WHAT YOU HAVE TO DO:
All of the material below is to be returned exactly.

RECORDS FOR THE EXERCISE:
[Begin]
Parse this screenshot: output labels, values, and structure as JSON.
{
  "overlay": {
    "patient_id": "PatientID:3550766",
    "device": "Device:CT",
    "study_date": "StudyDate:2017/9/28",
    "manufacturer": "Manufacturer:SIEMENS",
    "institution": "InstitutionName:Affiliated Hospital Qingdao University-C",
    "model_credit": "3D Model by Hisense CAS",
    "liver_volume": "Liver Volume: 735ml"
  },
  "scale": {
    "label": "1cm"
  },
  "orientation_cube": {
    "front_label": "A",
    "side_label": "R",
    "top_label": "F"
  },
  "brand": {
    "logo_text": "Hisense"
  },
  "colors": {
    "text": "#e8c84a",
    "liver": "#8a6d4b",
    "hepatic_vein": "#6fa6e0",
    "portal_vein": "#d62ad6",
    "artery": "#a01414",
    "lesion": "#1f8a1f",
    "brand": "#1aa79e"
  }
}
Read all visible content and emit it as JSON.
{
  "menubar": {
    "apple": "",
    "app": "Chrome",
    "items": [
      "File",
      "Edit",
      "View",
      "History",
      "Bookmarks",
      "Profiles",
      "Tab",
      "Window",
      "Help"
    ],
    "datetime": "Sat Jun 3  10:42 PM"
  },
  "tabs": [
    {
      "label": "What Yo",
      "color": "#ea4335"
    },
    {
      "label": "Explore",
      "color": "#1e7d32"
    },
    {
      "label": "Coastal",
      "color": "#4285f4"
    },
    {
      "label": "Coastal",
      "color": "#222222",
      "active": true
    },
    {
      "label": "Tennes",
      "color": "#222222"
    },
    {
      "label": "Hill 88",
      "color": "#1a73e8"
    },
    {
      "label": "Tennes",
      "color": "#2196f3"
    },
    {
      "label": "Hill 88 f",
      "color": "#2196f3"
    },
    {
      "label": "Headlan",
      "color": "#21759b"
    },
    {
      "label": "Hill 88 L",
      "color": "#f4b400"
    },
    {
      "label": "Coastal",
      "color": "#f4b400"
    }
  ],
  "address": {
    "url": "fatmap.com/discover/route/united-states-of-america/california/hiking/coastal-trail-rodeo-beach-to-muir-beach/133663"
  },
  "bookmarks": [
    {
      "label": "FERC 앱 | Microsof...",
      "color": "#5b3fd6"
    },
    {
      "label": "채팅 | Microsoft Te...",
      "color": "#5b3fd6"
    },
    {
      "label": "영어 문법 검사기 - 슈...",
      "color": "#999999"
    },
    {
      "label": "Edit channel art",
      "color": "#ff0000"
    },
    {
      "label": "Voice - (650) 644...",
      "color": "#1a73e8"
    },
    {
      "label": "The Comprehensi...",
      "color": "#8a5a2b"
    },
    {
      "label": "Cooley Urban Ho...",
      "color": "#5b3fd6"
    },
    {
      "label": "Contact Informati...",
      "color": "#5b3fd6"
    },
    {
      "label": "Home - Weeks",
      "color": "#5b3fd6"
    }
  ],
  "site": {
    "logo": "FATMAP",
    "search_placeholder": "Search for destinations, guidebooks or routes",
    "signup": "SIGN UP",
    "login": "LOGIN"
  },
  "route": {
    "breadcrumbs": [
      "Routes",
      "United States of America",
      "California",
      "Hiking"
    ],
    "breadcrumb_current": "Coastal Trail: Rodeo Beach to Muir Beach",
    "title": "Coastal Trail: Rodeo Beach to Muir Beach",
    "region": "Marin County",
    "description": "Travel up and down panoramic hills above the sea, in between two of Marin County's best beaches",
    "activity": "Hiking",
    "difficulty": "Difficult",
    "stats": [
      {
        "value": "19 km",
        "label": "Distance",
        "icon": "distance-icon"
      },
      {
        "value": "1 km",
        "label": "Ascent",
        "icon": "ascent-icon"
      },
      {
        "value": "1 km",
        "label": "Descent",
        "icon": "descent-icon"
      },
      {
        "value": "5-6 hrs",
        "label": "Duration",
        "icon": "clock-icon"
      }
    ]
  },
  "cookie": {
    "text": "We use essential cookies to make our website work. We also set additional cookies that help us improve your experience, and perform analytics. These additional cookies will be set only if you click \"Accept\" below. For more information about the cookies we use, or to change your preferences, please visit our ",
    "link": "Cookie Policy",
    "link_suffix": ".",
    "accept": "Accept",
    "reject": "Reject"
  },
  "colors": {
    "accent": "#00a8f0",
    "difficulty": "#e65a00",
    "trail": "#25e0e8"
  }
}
[End]
FULL OUTPUT:
Parse this screenshot: output labels, values, and structure as JSON.
{
  "overlay": {
    "patient_id": "PatientID:3550766",
    "device": "Device:CT",
    "study_date": "StudyDate:2017/9/28",
    "manufacturer": "Manufacturer:SIEMENS",
    "institution": "InstitutionName:Affiliated Hospital Qingdao University-C",
    "model_credit": "3D Model by Hisense CAS",
    "liver_volume": "Liver Volume: 735ml"
  },
  "scale": {
    "label": "1cm"
  },
  "orientation_cube": {
    "front_label": "A",
    "side_label": "R",
    "top_label": "F"
  },
  "brand": {
    "logo_text": "Hisense"
  },
  "colors": {
    "text": "#e8c84a",
    "liver": "#8a6d4b",
    "hepatic_vein": "#6fa6e0",
    "portal_vein": "#d62ad6",
    "artery": "#a01414",
    "lesion": "#1f8a1f",
    "brand": "#1aa79e"
  }
}
Read all visible content and emit it as JSON.
{
  "menubar": {
    "apple": "",
    "app": "Chrome",
    "items": [
      "File",
      "Edit",
      "View",
      "History",
      "Bookmarks",
      "Profiles",
      "Tab",
      "Window",
      "Help"
    ],
    "datetime": "Sat Jun 3  10:42 PM"
  },
  "tabs": [
    {
      "label": "What Yo",
      "color": "#ea4335"
    },
    {
      "label": "Explore",
      "color": "#1e7d32"
    },
    {
      "label": "Coastal",
      "color": "#4285f4"
    },
    {
      "label": "Coastal",
      "color": "#222222",
      "active": true
    },
    {
      "label": "Tennes",
      "color": "#222222"
    },
    {
      "label": "Hill 88",
      "color": "#1a73e8"
    },
    {
      "label": "Tennes",
      "color": "#2196f3"
    },
    {
      "label": "Hill 88 f",
      "color": "#2196f3"
    },
    {
      "label": "Headlan",
      "color": "#21759b"
    },
    {
      "label": "Hill 88 L",
      "color": "#f4b400"
    },
    {
      "label": "Coastal",
      "color": "#f4b400"
    }
  ],
  "address": {
    "url": "fatmap.com/discover/route/united-states-of-america/california/hiking/coastal-trail-rodeo-beach-to-muir-beach/133663"
  },
  "bookmarks": [
    {
      "label": "FERC 앱 | Microsof...",
      "color": "#5b3fd6"
    },
    {
      "label": "채팅 | Microsoft Te...",
      "color": "#5b3fd6"
    },
    {
      "label": "영어 문법 검사기 - 슈...",
      "color": "#999999"
    },
    {
      "label": "Edit channel art",
      "color": "#ff0000"
    },
    {
      "label": "Voice - (650) 644...",
      "color": "#1a73e8"
    },
    {
      "label": "The Comprehensi...",
      "color": "#8a5a2b"
    },
    {
      "label": "Cooley Urban Ho...",
      "color": "#5b3fd6"
    },
    {
      "label": "Contact Informati...",
      "color": "#5b3fd6"
    },
    {
      "label": "Home - Weeks",
      "color": "#5b3fd6"
    }
  ],
  "site": {
    "logo": "FATMAP",
    "search_placeholder": "Search for destinations, guidebooks or routes",
    "signup": "SIGN UP",
    "login": "LOGIN"
  },
  "route": {
    "breadcrumbs": [
      "Routes",
      "United States of America",
      "California",
      "Hiking"
    ],
    "breadcrumb_current": "Coastal Trail: Rodeo Beach to Muir Beach",
    "title": "Coastal Trail: Rodeo Beach to Muir Beach",
    "region": "Marin County",
    "description": "Travel up and down panoramic hills above the sea, in between two of Marin County's best beaches",
    "activity": "Hiking",
    "difficulty": "Difficult",
    "stats": [
      {
        "value": "19 km",
        "label": "Distance",
        "icon": "distance-icon"
      },
      {
        "value": "1 km",
        "label": "Ascent",
        "icon": "ascent-icon"
      },
      {
        "value": "1 km",
        "label": "Descent",
        "icon": "descent-icon"
      },
      {
        "value": "5-6 hrs",
        "label": "Duration",
        "icon": "clock-icon"
      }
    ]
  },
  "cookie": {
    "text": "We use essential cookies to make our website work. We also set additional cookies that help us improve your experience, and perform analytics. These additional cookies will be set only if you click \"Accept\" below. For more information about the cookies we use, or to change your preferences, please visit our ",
    "link": "Cookie Policy",
    "link_suffix": ".",
    "accept": "Accept",
    "reject": "Reject"
  },
  "colors": {
    "accent": "#00a8f0",
    "difficulty": "#e65a00",
    "trail": "#25e0e8"
  }
}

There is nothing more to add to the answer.